## Instructions for the task:
Reproduce each line, exactly, from the one containing "Read all visible" through the end of the material. Exclude pictures.

## Dataset records:
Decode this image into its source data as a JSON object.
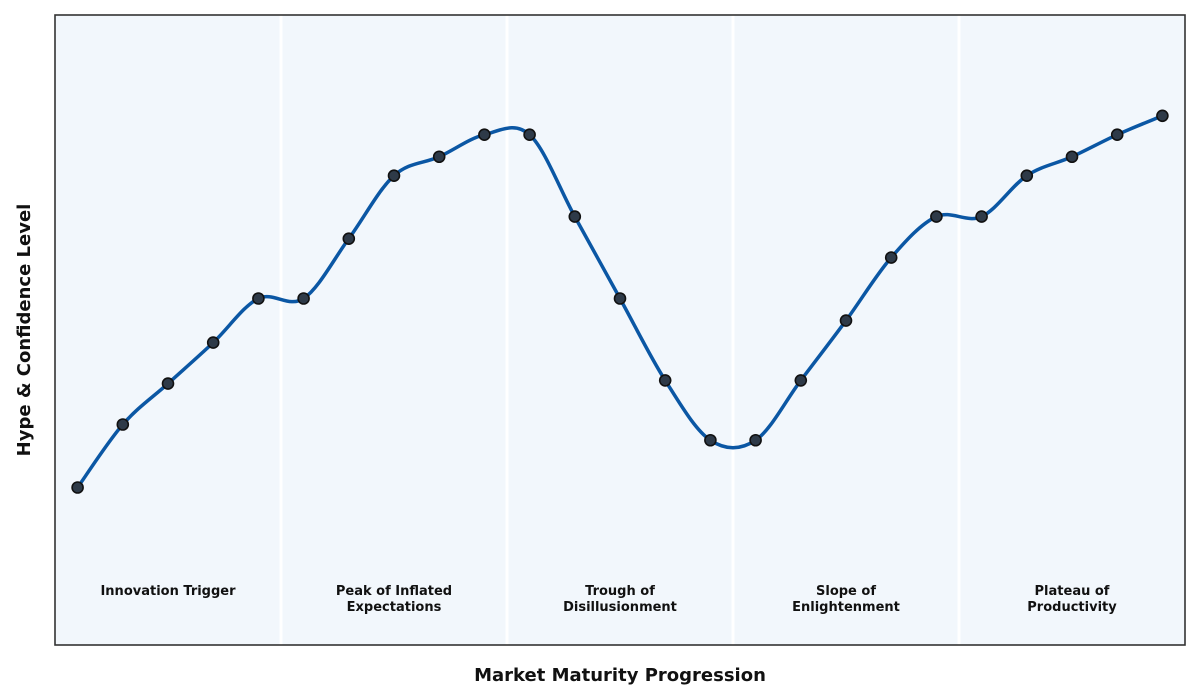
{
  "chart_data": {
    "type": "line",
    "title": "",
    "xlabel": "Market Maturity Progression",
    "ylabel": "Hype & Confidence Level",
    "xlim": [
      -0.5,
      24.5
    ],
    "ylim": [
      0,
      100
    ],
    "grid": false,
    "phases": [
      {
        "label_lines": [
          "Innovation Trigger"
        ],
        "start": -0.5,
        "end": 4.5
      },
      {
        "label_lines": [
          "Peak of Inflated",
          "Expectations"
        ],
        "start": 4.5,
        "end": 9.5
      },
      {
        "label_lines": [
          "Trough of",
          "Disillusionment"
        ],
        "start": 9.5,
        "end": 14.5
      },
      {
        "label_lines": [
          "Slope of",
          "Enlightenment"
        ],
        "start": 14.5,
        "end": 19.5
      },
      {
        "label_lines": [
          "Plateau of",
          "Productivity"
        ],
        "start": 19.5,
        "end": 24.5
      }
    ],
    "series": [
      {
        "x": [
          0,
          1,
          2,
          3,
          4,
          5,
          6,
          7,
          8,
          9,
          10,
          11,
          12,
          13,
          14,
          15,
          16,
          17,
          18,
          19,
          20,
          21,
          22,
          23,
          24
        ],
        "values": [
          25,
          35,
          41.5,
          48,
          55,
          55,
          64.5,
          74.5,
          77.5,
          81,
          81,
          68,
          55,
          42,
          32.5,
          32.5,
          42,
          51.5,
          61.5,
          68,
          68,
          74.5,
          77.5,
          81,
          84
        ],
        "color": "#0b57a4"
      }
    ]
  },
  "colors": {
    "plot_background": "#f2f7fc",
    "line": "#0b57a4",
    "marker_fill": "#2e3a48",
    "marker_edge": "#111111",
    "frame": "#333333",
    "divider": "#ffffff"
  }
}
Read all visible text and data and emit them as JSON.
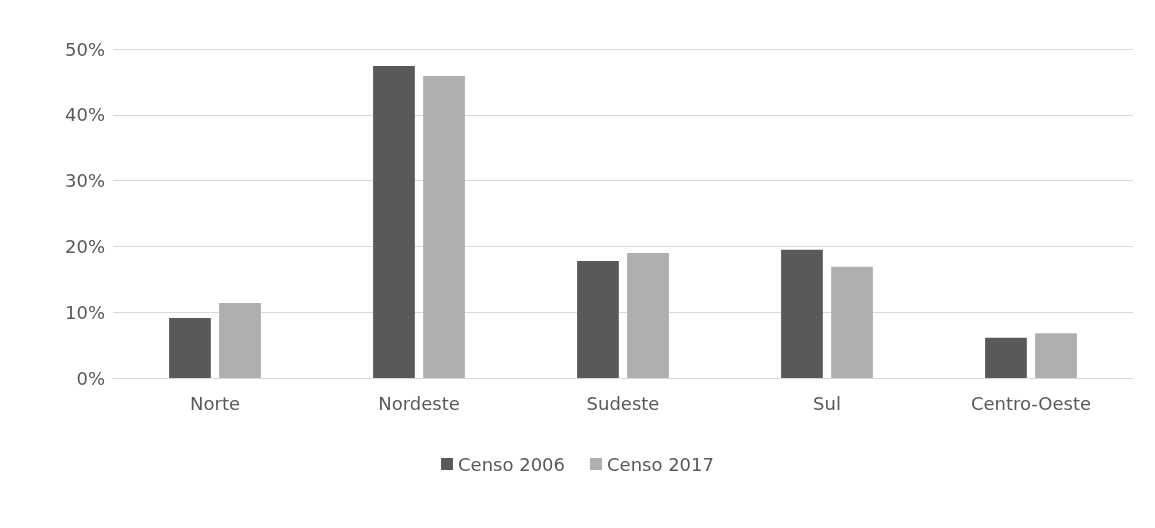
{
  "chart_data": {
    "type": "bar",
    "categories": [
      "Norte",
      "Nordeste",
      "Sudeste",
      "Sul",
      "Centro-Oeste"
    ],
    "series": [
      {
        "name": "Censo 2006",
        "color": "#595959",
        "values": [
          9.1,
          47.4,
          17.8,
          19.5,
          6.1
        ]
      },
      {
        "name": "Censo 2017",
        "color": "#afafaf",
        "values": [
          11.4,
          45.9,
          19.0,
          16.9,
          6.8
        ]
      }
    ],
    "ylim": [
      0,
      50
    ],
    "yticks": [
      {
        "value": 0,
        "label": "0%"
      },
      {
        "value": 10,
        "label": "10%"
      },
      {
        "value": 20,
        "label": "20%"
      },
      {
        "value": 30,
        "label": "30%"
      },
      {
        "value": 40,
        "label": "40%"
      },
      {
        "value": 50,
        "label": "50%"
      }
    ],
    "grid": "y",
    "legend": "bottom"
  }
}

## Output for this exercise:
Read all visible text and data and emit them as JSON.
{
  "chart_data": {
    "type": "bar",
    "categories": [
      "Norte",
      "Nordeste",
      "Sudeste",
      "Sul",
      "Centro-Oeste"
    ],
    "series": [
      {
        "name": "Censo 2006",
        "color": "#595959",
        "values": [
          9.1,
          47.4,
          17.8,
          19.5,
          6.1
        ]
      },
      {
        "name": "Censo 2017",
        "color": "#afafaf",
        "values": [
          11.4,
          45.9,
          19.0,
          16.9,
          6.8
        ]
      }
    ],
    "ylim": [
      0,
      50
    ],
    "yticks": [
      {
        "value": 0,
        "label": "0%"
      },
      {
        "value": 10,
        "label": "10%"
      },
      {
        "value": 20,
        "label": "20%"
      },
      {
        "value": 30,
        "label": "30%"
      },
      {
        "value": 40,
        "label": "40%"
      },
      {
        "value": 50,
        "label": "50%"
      }
    ],
    "grid": "y",
    "legend": "bottom"
  }
}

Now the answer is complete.